*The task*
Repeat the listing below in full, exactly as it stands.

(Extracts from a graphics dataset)
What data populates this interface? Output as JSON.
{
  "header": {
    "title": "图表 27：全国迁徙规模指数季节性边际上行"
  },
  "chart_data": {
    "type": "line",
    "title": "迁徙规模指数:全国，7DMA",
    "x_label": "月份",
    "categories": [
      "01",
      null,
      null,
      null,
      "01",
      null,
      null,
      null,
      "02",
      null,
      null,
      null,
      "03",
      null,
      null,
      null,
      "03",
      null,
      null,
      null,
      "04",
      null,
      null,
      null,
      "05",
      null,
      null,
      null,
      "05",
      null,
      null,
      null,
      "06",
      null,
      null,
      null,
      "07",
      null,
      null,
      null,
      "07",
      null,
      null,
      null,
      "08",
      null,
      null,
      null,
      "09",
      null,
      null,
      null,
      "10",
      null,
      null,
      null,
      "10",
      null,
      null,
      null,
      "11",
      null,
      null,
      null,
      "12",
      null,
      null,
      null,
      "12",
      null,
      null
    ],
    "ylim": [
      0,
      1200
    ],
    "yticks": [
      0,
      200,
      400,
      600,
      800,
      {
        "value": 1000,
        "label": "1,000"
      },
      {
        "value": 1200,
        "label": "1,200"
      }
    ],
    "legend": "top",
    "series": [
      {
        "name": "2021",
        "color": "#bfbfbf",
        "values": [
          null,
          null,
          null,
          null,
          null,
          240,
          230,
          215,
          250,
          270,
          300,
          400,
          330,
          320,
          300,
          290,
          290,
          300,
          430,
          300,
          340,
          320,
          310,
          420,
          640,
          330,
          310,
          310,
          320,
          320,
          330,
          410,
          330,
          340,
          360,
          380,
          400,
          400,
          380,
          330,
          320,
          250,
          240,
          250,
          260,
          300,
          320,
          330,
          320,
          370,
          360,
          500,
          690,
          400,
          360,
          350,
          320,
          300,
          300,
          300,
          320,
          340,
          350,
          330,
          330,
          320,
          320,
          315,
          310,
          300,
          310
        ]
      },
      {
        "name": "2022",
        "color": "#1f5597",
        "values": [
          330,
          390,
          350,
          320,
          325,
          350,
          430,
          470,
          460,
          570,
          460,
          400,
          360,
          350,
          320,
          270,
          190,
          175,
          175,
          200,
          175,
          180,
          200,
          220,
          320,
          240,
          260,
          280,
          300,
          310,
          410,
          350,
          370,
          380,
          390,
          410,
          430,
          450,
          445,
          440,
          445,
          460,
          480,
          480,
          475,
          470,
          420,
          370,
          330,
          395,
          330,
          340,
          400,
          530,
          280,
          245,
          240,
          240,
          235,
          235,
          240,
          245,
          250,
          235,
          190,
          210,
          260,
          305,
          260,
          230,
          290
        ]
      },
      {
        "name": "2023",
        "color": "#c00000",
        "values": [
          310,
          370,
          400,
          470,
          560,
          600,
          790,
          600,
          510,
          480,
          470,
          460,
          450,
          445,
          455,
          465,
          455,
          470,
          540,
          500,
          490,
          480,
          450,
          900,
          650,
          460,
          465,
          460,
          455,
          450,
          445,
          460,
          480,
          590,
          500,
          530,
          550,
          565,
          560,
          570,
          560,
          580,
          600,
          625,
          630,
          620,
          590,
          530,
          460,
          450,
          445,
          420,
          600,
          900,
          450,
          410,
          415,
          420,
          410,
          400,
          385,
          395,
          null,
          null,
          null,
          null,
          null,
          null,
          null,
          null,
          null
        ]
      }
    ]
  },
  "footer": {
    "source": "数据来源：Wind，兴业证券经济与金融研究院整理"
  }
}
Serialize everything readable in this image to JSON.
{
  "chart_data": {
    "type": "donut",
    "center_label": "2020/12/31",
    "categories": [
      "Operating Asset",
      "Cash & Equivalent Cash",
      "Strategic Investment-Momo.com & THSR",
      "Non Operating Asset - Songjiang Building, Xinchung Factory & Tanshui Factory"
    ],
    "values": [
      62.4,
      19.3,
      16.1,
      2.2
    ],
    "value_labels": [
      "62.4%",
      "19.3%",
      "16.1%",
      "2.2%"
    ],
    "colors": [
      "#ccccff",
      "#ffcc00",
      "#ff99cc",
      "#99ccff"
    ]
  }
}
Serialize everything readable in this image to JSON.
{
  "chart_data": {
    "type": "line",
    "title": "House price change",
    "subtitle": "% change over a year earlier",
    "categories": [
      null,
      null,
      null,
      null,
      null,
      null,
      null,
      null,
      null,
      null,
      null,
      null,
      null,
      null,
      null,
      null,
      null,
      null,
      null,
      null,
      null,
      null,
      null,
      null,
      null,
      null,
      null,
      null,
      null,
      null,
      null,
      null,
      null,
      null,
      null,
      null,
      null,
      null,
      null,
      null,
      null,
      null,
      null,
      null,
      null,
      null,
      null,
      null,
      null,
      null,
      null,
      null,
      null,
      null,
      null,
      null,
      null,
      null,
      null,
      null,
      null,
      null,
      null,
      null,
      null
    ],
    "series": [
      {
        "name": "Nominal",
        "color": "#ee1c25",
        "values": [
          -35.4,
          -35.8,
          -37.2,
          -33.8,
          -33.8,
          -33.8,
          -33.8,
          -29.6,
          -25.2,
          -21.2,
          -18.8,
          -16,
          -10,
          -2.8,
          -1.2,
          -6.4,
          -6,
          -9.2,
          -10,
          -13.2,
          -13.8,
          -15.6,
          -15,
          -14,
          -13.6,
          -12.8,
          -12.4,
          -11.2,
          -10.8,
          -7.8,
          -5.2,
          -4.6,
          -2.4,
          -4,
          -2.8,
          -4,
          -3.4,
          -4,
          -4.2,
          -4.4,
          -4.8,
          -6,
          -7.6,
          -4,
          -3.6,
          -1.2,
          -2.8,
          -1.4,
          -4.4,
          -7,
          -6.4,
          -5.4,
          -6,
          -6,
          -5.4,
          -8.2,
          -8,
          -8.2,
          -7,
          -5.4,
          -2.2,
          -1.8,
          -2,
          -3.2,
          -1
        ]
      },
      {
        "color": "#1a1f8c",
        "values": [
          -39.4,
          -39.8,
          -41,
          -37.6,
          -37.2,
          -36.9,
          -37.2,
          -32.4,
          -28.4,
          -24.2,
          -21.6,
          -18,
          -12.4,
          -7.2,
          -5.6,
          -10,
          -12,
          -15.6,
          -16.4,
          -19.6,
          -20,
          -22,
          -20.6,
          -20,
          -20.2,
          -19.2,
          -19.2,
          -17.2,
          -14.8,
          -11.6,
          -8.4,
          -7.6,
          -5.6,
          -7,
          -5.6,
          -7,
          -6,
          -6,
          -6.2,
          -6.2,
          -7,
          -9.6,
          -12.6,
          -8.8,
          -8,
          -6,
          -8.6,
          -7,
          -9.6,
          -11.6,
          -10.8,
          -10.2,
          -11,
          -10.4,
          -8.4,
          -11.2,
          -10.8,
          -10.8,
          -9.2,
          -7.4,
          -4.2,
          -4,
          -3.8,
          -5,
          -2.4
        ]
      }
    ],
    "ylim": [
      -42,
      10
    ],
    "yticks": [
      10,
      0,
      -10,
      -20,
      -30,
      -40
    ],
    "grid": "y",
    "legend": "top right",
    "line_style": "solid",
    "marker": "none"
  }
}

*Right answer*
What data populates this interface? Output as JSON.
{
  "header": {
    "title": "图表 27：全国迁徙规模指数季节性边际上行"
  },
  "chart_data": {
    "type": "line",
    "title": "迁徙规模指数:全国，7DMA",
    "x_label": "月份",
    "categories": [
      "01",
      null,
      null,
      null,
      "01",
      null,
      null,
      null,
      "02",
      null,
      null,
      null,
      "03",
      null,
      null,
      null,
      "03",
      null,
      null,
      null,
      "04",
      null,
      null,
      null,
      "05",
      null,
      null,
      null,
      "05",
      null,
      null,
      null,
      "06",
      null,
      null,
      null,
      "07",
      null,
      null,
      null,
      "07",
      null,
      null,
      null,
      "08",
      null,
      null,
      null,
      "09",
      null,
      null,
      null,
      "10",
      null,
      null,
      null,
      "10",
      null,
      null,
      null,
      "11",
      null,
      null,
      null,
      "12",
      null,
      null,
      null,
      "12",
      null,
      null
    ],
    "ylim": [
      0,
      1200
    ],
    "yticks": [
      0,
      200,
      400,
      600,
      800,
      {
        "value": 1000,
        "label": "1,000"
      },
      {
        "value": 1200,
        "label": "1,200"
      }
    ],
    "legend": "top",
    "series": [
      {
        "name": "2021",
        "color": "#bfbfbf",
        "values": [
          null,
          null,
          null,
          null,
          null,
          240,
          230,
          215,
          250,
          270,
          300,
          400,
          330,
          320,
          300,
          290,
          290,
          300,
          430,
          300,
          340,
          320,
          310,
          420,
          640,
          330,
          310,
          310,
          320,
          320,
          330,
          410,
          330,
          340,
          360,
          380,
          400,
          400,
          380,
          330,
          320,
          250,
          240,
          250,
          260,
          300,
          320,
          330,
          320,
          370,
          360,
          500,
          690,
          400,
          360,
          350,
          320,
          300,
          300,
          300,
          320,
          340,
          350,
          330,
          330,
          320,
          320,
          315,
          310,
          300,
          310
        ]
      },
      {
        "name": "2022",
        "color": "#1f5597",
        "values": [
          330,
          390,
          350,
          320,
          325,
          350,
          430,
          470,
          460,
          570,
          460,
          400,
          360,
          350,
          320,
          270,
          190,
          175,
          175,
          200,
          175,
          180,
          200,
          220,
          320,
          240,
          260,
          280,
          300,
          310,
          410,
          350,
          370,
          380,
          390,
          410,
          430,
          450,
          445,
          440,
          445,
          460,
          480,
          480,
          475,
          470,
          420,
          370,
          330,
          395,
          330,
          340,
          400,
          530,
          280,
          245,
          240,
          240,
          235,
          235,
          240,
          245,
          250,
          235,
          190,
          210,
          260,
          305,
          260,
          230,
          290
        ]
      },
      {
        "name": "2023",
        "color": "#c00000",
        "values": [
          310,
          370,
          400,
          470,
          560,
          600,
          790,
          600,
          510,
          480,
          470,
          460,
          450,
          445,
          455,
          465,
          455,
          470,
          540,
          500,
          490,
          480,
          450,
          900,
          650,
          460,
          465,
          460,
          455,
          450,
          445,
          460,
          480,
          590,
          500,
          530,
          550,
          565,
          560,
          570,
          560,
          580,
          600,
          625,
          630,
          620,
          590,
          530,
          460,
          450,
          445,
          420,
          600,
          900,
          450,
          410,
          415,
          420,
          410,
          400,
          385,
          395,
          null,
          null,
          null,
          null,
          null,
          null,
          null,
          null,
          null
        ]
      }
    ]
  },
  "footer": {
    "source": "数据来源：Wind，兴业证券经济与金融研究院整理"
  }
}
Serialize everything readable in this image to JSON.
{
  "chart_data": {
    "type": "donut",
    "center_label": "2020/12/31",
    "categories": [
      "Operating Asset",
      "Cash & Equivalent Cash",
      "Strategic Investment-Momo.com & THSR",
      "Non Operating Asset - Songjiang Building, Xinchung Factory & Tanshui Factory"
    ],
    "values": [
      62.4,
      19.3,
      16.1,
      2.2
    ],
    "value_labels": [
      "62.4%",
      "19.3%",
      "16.1%",
      "2.2%"
    ],
    "colors": [
      "#ccccff",
      "#ffcc00",
      "#ff99cc",
      "#99ccff"
    ]
  }
}
Serialize everything readable in this image to JSON.
{
  "chart_data": {
    "type": "line",
    "title": "House price change",
    "subtitle": "% change over a year earlier",
    "categories": [
      null,
      null,
      null,
      null,
      null,
      null,
      null,
      null,
      null,
      null,
      null,
      null,
      null,
      null,
      null,
      null,
      null,
      null,
      null,
      null,
      null,
      null,
      null,
      null,
      null,
      null,
      null,
      null,
      null,
      null,
      null,
      null,
      null,
      null,
      null,
      null,
      null,
      null,
      null,
      null,
      null,
      null,
      null,
      null,
      null,
      null,
      null,
      null,
      null,
      null,
      null,
      null,
      null,
      null,
      null,
      null,
      null,
      null,
      null,
      null,
      null,
      null,
      null,
      null,
      null
    ],
    "series": [
      {
        "name": "Nominal",
        "color": "#ee1c25",
        "values": [
          -35.4,
          -35.8,
          -37.2,
          -33.8,
          -33.8,
          -33.8,
          -33.8,
          -29.6,
          -25.2,
          -21.2,
          -18.8,
          -16,
          -10,
          -2.8,
          -1.2,
          -6.4,
          -6,
          -9.2,
          -10,
          -13.2,
          -13.8,
          -15.6,
          -15,
          -14,
          -13.6,
          -12.8,
          -12.4,
          -11.2,
          -10.8,
          -7.8,
          -5.2,
          -4.6,
          -2.4,
          -4,
          -2.8,
          -4,
          -3.4,
          -4,
          -4.2,
          -4.4,
          -4.8,
          -6,
          -7.6,
          -4,
          -3.6,
          -1.2,
          -2.8,
          -1.4,
          -4.4,
          -7,
          -6.4,
          -5.4,
          -6,
          -6,
          -5.4,
          -8.2,
          -8,
          -8.2,
          -7,
          -5.4,
          -2.2,
          -1.8,
          -2,
          -3.2,
          -1
        ]
      },
      {
        "color": "#1a1f8c",
        "values": [
          -39.4,
          -39.8,
          -41,
          -37.6,
          -37.2,
          -36.9,
          -37.2,
          -32.4,
          -28.4,
          -24.2,
          -21.6,
          -18,
          -12.4,
          -7.2,
          -5.6,
          -10,
          -12,
          -15.6,
          -16.4,
          -19.6,
          -20,
          -22,
          -20.6,
          -20,
          -20.2,
          -19.2,
          -19.2,
          -17.2,
          -14.8,
          -11.6,
          -8.4,
          -7.6,
          -5.6,
          -7,
          -5.6,
          -7,
          -6,
          -6,
          -6.2,
          -6.2,
          -7,
          -9.6,
          -12.6,
          -8.8,
          -8,
          -6,
          -8.6,
          -7,
          -9.6,
          -11.6,
          -10.8,
          -10.2,
          -11,
          -10.4,
          -8.4,
          -11.2,
          -10.8,
          -10.8,
          -9.2,
          -7.4,
          -4.2,
          -4,
          -3.8,
          -5,
          -2.4
        ]
      }
    ],
    "ylim": [
      -42,
      10
    ],
    "yticks": [
      10,
      0,
      -10,
      -20,
      -30,
      -40
    ],
    "grid": "y",
    "legend": "top right",
    "line_style": "solid",
    "marker": "none"
  }
}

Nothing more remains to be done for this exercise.